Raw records
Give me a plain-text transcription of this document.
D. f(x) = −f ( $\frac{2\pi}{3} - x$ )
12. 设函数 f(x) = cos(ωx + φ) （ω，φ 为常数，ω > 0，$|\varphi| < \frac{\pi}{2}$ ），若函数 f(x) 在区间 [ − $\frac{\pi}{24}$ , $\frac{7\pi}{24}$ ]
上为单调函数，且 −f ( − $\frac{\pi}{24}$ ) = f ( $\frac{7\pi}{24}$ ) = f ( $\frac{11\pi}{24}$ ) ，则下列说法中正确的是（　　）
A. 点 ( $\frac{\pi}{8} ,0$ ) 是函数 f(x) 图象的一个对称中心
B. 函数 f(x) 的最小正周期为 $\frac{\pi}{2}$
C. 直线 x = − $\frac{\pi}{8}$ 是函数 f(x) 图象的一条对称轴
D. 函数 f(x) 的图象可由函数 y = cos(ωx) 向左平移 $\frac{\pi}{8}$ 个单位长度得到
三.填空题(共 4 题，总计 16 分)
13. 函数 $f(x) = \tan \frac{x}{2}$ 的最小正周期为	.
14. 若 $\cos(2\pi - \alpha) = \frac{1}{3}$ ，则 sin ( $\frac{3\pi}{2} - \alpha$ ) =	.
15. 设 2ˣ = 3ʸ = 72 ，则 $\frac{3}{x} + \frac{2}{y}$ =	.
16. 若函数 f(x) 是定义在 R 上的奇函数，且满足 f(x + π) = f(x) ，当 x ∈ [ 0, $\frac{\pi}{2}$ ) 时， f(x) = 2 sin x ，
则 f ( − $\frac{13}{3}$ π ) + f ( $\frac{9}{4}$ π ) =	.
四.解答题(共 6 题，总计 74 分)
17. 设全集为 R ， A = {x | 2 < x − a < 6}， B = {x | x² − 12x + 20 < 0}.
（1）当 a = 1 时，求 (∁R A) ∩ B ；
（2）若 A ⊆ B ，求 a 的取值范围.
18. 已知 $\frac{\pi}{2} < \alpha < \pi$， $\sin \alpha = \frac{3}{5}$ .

---

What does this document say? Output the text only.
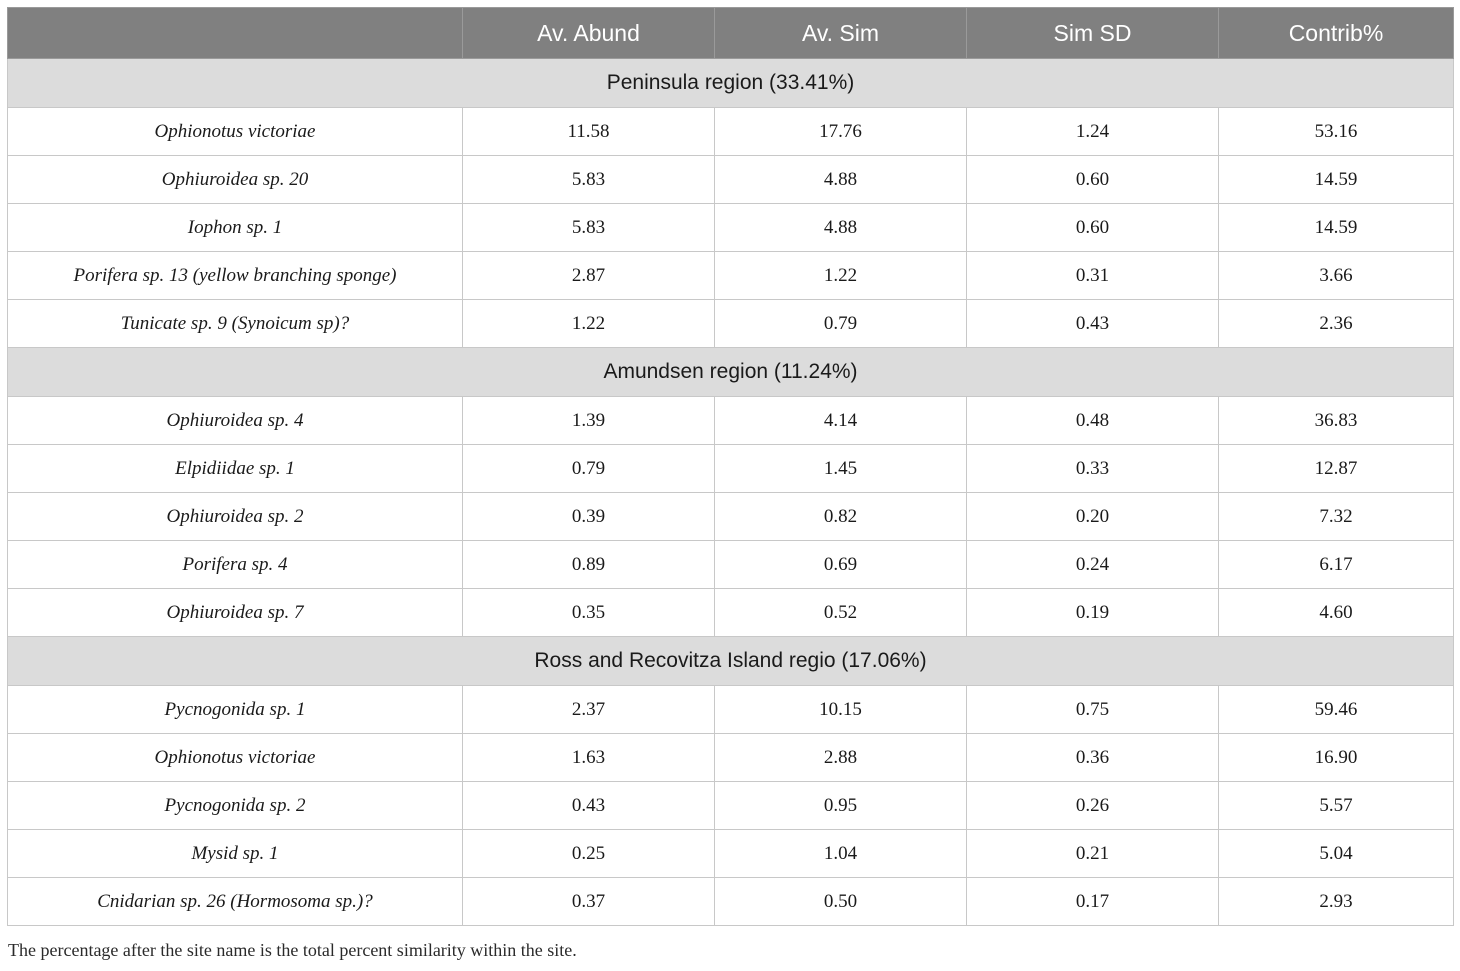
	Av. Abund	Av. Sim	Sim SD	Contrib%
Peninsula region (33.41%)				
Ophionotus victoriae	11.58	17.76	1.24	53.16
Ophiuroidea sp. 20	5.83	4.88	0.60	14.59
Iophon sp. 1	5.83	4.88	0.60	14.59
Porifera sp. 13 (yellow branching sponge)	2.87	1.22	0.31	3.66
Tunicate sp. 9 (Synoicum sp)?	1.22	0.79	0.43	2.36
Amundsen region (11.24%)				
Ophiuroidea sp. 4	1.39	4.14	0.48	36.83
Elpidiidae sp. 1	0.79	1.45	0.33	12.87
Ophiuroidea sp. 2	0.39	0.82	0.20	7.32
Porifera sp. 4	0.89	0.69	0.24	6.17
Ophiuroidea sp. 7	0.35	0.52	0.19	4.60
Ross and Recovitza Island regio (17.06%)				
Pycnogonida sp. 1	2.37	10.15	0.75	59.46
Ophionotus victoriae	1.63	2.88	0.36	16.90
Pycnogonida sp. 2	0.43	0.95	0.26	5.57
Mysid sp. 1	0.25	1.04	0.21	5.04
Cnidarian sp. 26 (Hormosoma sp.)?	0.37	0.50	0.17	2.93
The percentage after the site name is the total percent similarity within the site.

Written instruction —
Gather all lines from the records above in which "victoriae" appears.

Correct answer —
Ophionotus victoriae	11.58	17.76	1.24	53.16
Ophionotus victoriae	1.63	2.88	0.36	16.90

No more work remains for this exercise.